- **What you will do**: Please quote the material exactly, every line of it.

*** Material provided ***

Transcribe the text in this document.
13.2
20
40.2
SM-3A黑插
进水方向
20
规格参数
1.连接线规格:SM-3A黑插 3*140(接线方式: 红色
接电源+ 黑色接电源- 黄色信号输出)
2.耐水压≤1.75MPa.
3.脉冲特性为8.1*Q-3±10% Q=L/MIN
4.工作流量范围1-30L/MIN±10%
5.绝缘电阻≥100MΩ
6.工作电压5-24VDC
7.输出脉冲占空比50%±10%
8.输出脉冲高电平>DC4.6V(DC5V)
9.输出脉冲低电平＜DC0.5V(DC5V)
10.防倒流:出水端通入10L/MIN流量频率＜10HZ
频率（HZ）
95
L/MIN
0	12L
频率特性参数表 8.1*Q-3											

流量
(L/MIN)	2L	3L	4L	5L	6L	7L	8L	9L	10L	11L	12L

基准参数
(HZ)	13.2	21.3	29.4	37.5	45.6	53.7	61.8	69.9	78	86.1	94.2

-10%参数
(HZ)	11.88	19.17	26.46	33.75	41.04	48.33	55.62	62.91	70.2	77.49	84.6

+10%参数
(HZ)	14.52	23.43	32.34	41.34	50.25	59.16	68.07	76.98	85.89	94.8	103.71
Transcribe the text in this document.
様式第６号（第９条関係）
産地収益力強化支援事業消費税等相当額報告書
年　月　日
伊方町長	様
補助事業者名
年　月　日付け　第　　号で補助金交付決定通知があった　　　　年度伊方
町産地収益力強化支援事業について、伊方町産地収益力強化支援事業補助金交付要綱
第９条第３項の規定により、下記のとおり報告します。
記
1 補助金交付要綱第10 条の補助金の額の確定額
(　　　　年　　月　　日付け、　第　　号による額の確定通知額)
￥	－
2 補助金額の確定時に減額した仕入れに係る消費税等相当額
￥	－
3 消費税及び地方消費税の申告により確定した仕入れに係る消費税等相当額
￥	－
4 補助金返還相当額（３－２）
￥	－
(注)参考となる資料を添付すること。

***

- **Exercise result**:
Transcribe the text in this document.
13.2
20
40.2
SM-3A黑插
进水方向
20
规格参数
1.连接线规格:SM-3A黑插 3*140(接线方式: 红色
接电源+ 黑色接电源- 黄色信号输出)
2.耐水压≤1.75MPa.
3.脉冲特性为8.1*Q-3±10% Q=L/MIN
4.工作流量范围1-30L/MIN±10%
5.绝缘电阻≥100MΩ
6.工作电压5-24VDC
7.输出脉冲占空比50%±10%
8.输出脉冲高电平>DC4.6V(DC5V)
9.输出脉冲低电平＜DC0.5V(DC5V)
10.防倒流:出水端通入10L/MIN流量频率＜10HZ
频率（HZ）
95
L/MIN
0	12L
频率特性参数表 8.1*Q-3											

流量
(L/MIN)	2L	3L	4L	5L	6L	7L	8L	9L	10L	11L	12L

基准参数
(HZ)	13.2	21.3	29.4	37.5	45.6	53.7	61.8	69.9	78	86.1	94.2

-10%参数
(HZ)	11.88	19.17	26.46	33.75	41.04	48.33	55.62	62.91	70.2	77.49	84.6

+10%参数
(HZ)	14.52	23.43	32.34	41.34	50.25	59.16	68.07	76.98	85.89	94.8	103.71
Transcribe the text in this document.
様式第６号（第９条関係）
産地収益力強化支援事業消費税等相当額報告書
年　月　日
伊方町長	様
補助事業者名
年　月　日付け　第　　号で補助金交付決定通知があった　　　　年度伊方
町産地収益力強化支援事業について、伊方町産地収益力強化支援事業補助金交付要綱
第９条第３項の規定により、下記のとおり報告します。
記
1 補助金交付要綱第10 条の補助金の額の確定額
(　　　　年　　月　　日付け、　第　　号による額の確定通知額)
￥	－
2 補助金額の確定時に減額した仕入れに係る消費税等相当額
￥	－
3 消費税及び地方消費税の申告により確定した仕入れに係る消費税等相当額
￥	－
4 補助金返還相当額（３－２）
￥	－
(注)参考となる資料を添付すること。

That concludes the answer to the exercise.